==== PROVIDED RECORDS ====

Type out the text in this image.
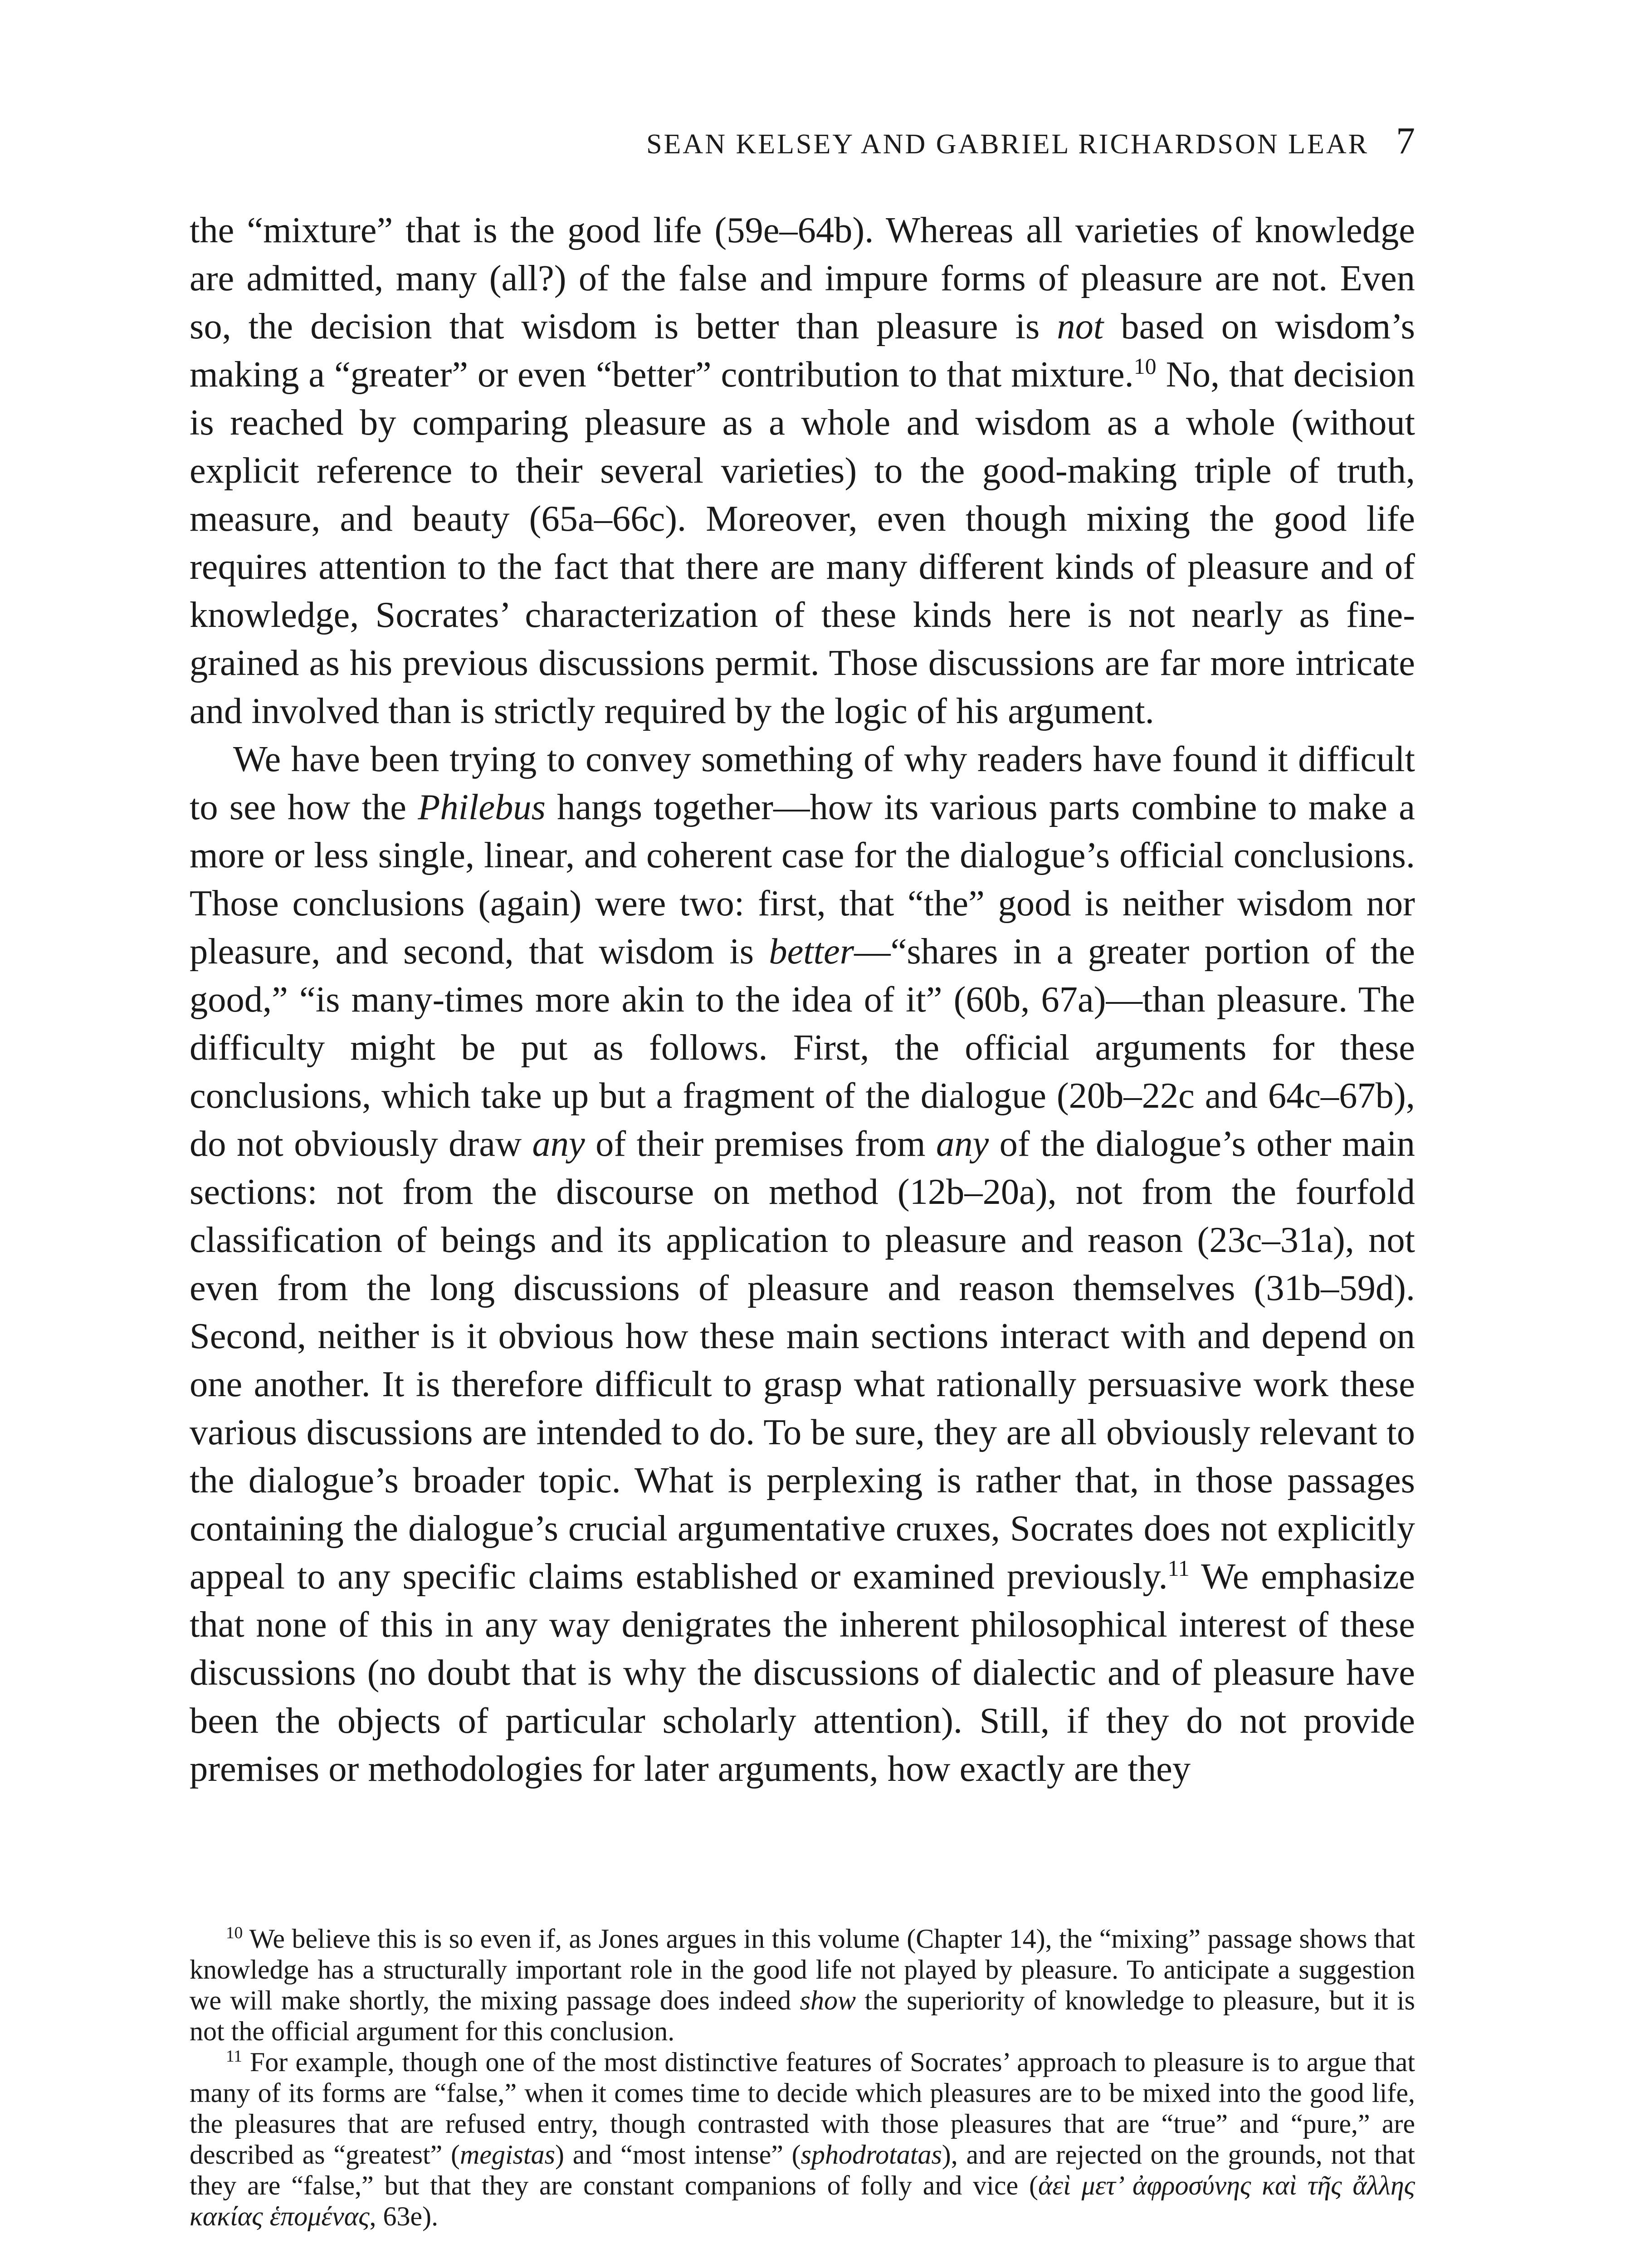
SEAN KELSEY AND GABRIEL RICHARDSON LEAR 7

the “mixture” that is the good life (59e–64b). Whereas all varieties of knowledge are admitted, many (all?) of the false and impure forms of pleasure are not. Even so, the decision that wisdom is better than pleasure is not based on wisdom’s making a “greater” or even “better” contribution to that mixture.$^{10}$ No, that decision is reached by comparing pleasure as a whole and wisdom as a whole (without explicit reference to their several varieties) to the good-making triple of truth, measure, and beauty (65a–66c). Moreover, even though mixing the good life requires attention to the fact that there are many different kinds of pleasure and of knowledge, Socrates’ characterization of these kinds here is not nearly as fine-grained as his previous discussions permit. Those discussions are far more intricate and involved than is strictly required by the logic of his argument.

We have been trying to convey something of why readers have found it difficult to see how the Philebus hangs together—how its various parts combine to make a more or less single, linear, and coherent case for the dialogue’s official conclusions. Those conclusions (again) were two: first, that “the” good is neither wisdom nor pleasure, and second, that wisdom is better—“shares in a greater portion of the good,” “is many-times more akin to the idea of it” (60b, 67a)—than pleasure. The difficulty might be put as follows. First, the official arguments for these conclusions, which take up but a fragment of the dialogue (20b–22c and 64c–67b), do not obviously draw any of their premises from any of the dialogue’s other main sections: not from the discourse on method (12b–20a), not from the fourfold classification of beings and its application to pleasure and reason (23c–31a), not even from the long discussions of pleasure and reason themselves (31b–59d). Second, neither is it obvious how these main sections interact with and depend on one another. It is therefore difficult to grasp what rationally persuasive work these various discussions are intended to do. To be sure, they are all obviously relevant to the dialogue’s broader topic. What is perplexing is rather that, in those passages containing the dialogue’s crucial argumentative cruxes, Socrates does not explicitly appeal to any specific claims established or examined previously.$^{11}$ We emphasize that none of this in any way denigrates the inherent philosophical interest of these discussions (no doubt that is why the discussions of dialectic and of pleasure have been the objects of particular scholarly attention). Still, if they do not provide premises or methodologies for later arguments, how exactly are they

$^{10}$ We believe this is so even if, as Jones argues in this volume (Chapter 14), the “mixing” passage shows that knowledge has a structurally important role in the good life not played by pleasure. To anticipate a suggestion we will make shortly, the mixing passage does indeed show the superiority of knowledge to pleasure, but it is not the official argument for this conclusion.

$^{11}$ For example, though one of the most distinctive features of Socrates’ approach to pleasure is to argue that many of its forms are “false,” when it comes time to decide which pleasures are to be mixed into the good life, the pleasures that are refused entry, though contrasted with those pleasures that are “true” and “pure,” are described as “greatest” (megistas) and “most intense” (sphodrotatas), and are rejected on the grounds, not that they are “false,” but that they are constant companions of folly and vice (ἀεὶ μετ’ ἀφροσύνης καὶ τῆς ἄλλης κακίας ἑπομένας, 63e).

====

— WHAT THE TASK REQUIRES —
Copy every line above word for word and exclude the pictures.

— THE ANSWER —
Type out the text in this image.
SEAN KELSEY AND GABRIEL RICHARDSON LEAR 7

the “mixture” that is the good life (59e–64b). Whereas all varieties of knowledge are admitted, many (all?) of the false and impure forms of pleasure are not. Even so, the decision that wisdom is better than pleasure is not based on wisdom’s making a “greater” or even “better” contribution to that mixture.$^{10}$ No, that decision is reached by comparing pleasure as a whole and wisdom as a whole (without explicit reference to their several varieties) to the good-making triple of truth, measure, and beauty (65a–66c). Moreover, even though mixing the good life requires attention to the fact that there are many different kinds of pleasure and of knowledge, Socrates’ characterization of these kinds here is not nearly as fine-grained as his previous discussions permit. Those discussions are far more intricate and involved than is strictly required by the logic of his argument.

We have been trying to convey something of why readers have found it difficult to see how the Philebus hangs together—how its various parts combine to make a more or less single, linear, and coherent case for the dialogue’s official conclusions. Those conclusions (again) were two: first, that “the” good is neither wisdom nor pleasure, and second, that wisdom is better—“shares in a greater portion of the good,” “is many-times more akin to the idea of it” (60b, 67a)—than pleasure. The difficulty might be put as follows. First, the official arguments for these conclusions, which take up but a fragment of the dialogue (20b–22c and 64c–67b), do not obviously draw any of their premises from any of the dialogue’s other main sections: not from the discourse on method (12b–20a), not from the fourfold classification of beings and its application to pleasure and reason (23c–31a), not even from the long discussions of pleasure and reason themselves (31b–59d). Second, neither is it obvious how these main sections interact with and depend on one another. It is therefore difficult to grasp what rationally persuasive work these various discussions are intended to do. To be sure, they are all obviously relevant to the dialogue’s broader topic. What is perplexing is rather that, in those passages containing the dialogue’s crucial argumentative cruxes, Socrates does not explicitly appeal to any specific claims established or examined previously.$^{11}$ We emphasize that none of this in any way denigrates the inherent philosophical interest of these discussions (no doubt that is why the discussions of dialectic and of pleasure have been the objects of particular scholarly attention). Still, if they do not provide premises or methodologies for later arguments, how exactly are they

$^{10}$ We believe this is so even if, as Jones argues in this volume (Chapter 14), the “mixing” passage shows that knowledge has a structurally important role in the good life not played by pleasure. To anticipate a suggestion we will make shortly, the mixing passage does indeed show the superiority of knowledge to pleasure, but it is not the official argument for this conclusion.

$^{11}$ For example, though one of the most distinctive features of Socrates’ approach to pleasure is to argue that many of its forms are “false,” when it comes time to decide which pleasures are to be mixed into the good life, the pleasures that are refused entry, though contrasted with those pleasures that are “true” and “pure,” are described as “greatest” (megistas) and “most intense” (sphodrotatas), and are rejected on the grounds, not that they are “false,” but that they are constant companions of folly and vice (ἀεὶ μετ’ ἀφροσύνης καὶ τῆς ἄλλης κακίας ἑπομένας, 63e).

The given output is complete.